Instruction:
Write down every entry below once more, exactly.

Task data:
★ ★ ★ ★

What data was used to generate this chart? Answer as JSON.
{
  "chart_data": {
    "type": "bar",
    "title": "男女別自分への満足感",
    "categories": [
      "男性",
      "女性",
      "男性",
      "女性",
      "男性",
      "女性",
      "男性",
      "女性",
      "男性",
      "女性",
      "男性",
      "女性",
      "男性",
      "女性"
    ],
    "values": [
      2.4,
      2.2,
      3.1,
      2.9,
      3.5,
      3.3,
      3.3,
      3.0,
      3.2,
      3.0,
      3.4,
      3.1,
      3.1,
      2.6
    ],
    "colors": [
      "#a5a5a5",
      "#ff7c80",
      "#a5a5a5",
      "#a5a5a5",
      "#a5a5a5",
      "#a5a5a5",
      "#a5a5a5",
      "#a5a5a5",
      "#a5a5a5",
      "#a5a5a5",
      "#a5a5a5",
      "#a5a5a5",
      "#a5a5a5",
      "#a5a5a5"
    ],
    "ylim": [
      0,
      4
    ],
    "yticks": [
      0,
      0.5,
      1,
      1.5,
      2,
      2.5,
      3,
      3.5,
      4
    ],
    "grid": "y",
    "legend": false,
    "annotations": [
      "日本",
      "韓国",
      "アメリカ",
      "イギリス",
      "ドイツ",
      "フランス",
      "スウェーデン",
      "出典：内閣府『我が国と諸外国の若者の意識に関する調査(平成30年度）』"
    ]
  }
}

★ ★ ★ ★

Solution to this task:
What data was used to generate this chart? Answer as JSON.
{
  "chart_data": {
    "type": "bar",
    "title": "男女別自分への満足感",
    "categories": [
      "男性",
      "女性",
      "男性",
      "女性",
      "男性",
      "女性",
      "男性",
      "女性",
      "男性",
      "女性",
      "男性",
      "女性",
      "男性",
      "女性"
    ],
    "values": [
      2.4,
      2.2,
      3.1,
      2.9,
      3.5,
      3.3,
      3.3,
      3.0,
      3.2,
      3.0,
      3.4,
      3.1,
      3.1,
      2.6
    ],
    "colors": [
      "#a5a5a5",
      "#ff7c80",
      "#a5a5a5",
      "#a5a5a5",
      "#a5a5a5",
      "#a5a5a5",
      "#a5a5a5",
      "#a5a5a5",
      "#a5a5a5",
      "#a5a5a5",
      "#a5a5a5",
      "#a5a5a5",
      "#a5a5a5",
      "#a5a5a5"
    ],
    "ylim": [
      0,
      4
    ],
    "yticks": [
      0,
      0.5,
      1,
      1.5,
      2,
      2.5,
      3,
      3.5,
      4
    ],
    "grid": "y",
    "legend": false,
    "annotations": [
      "日本",
      "韓国",
      "アメリカ",
      "イギリス",
      "ドイツ",
      "フランス",
      "スウェーデン",
      "出典：内閣府『我が国と諸外国の若者の意識に関する調査(平成30年度）』"
    ]
  }
}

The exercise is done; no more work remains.